DO THIS |
Render the material starting at the line that contains "I need the location" and ending at the line that contains "staticText: A xyxy=(120,11,127,24)" as a two-column CSV with the columns instruction and response. Write one row for each text and its answer, with each placed in a single quoted field and every line break replaced by a space.

Spatial annotation material

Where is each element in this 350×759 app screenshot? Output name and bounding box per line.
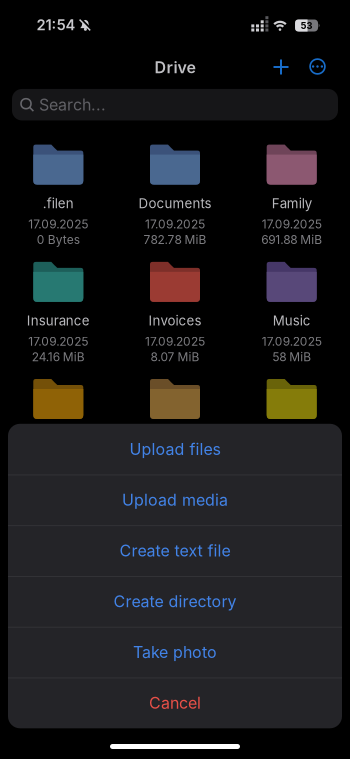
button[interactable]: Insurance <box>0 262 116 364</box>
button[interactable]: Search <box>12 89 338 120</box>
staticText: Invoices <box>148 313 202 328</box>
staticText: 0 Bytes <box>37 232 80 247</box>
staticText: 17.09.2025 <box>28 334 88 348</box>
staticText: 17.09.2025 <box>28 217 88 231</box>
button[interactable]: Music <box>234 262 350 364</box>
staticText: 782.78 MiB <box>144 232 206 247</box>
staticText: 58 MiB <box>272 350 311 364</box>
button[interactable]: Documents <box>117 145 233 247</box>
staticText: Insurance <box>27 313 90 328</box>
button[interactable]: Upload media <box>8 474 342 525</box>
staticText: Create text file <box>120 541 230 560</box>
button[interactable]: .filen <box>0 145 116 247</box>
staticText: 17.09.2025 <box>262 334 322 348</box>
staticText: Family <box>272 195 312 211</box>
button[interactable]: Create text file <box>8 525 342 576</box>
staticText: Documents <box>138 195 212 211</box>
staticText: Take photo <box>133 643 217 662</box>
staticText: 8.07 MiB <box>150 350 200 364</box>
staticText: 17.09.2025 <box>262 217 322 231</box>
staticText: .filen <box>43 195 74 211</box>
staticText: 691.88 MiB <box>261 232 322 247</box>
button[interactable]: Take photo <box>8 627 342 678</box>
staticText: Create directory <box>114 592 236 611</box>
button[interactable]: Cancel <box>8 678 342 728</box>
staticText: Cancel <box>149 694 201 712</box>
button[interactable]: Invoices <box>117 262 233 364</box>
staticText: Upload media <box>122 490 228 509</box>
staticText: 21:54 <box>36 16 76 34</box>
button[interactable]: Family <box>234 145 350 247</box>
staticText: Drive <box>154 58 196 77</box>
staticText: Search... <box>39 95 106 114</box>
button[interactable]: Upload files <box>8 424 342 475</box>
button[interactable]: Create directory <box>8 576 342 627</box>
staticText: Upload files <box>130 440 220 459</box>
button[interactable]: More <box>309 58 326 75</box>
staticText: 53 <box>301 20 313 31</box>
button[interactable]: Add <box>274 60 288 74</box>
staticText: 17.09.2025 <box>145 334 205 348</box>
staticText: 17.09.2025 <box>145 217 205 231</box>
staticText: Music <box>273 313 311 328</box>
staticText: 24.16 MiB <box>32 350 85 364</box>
---
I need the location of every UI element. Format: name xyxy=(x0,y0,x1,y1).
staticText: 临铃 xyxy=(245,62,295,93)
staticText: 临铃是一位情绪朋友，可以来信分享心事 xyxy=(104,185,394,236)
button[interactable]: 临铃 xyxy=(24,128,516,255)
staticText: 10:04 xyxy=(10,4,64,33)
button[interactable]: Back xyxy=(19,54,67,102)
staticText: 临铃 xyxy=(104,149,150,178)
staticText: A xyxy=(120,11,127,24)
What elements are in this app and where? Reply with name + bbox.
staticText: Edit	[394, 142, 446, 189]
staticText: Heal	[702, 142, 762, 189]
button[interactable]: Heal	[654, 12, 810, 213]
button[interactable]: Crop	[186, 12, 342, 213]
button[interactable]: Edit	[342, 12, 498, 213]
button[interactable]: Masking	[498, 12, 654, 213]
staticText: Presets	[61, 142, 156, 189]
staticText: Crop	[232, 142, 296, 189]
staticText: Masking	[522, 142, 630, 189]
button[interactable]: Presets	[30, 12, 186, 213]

CORRECT ANSWER |
instruction,response
"I need the location of every UI element. Format: name xyxy=(x0,y0,x1,y1).","staticText: 临铃 xyxy=(245,62,295,93) staticText: 临铃是一位情绪朋友，可以来信分享心事 xyxy=(104,185,394,236) button[interactable]: 临铃 xyxy=(24,128,516,255) staticText: 10:04 xyxy=(10,4,64,33) button[interactable]: Back xyxy=(19,54,67,102) staticText: 临铃 xyxy=(104,149,150,178) staticText: A xyxy=(120,11,127,24)"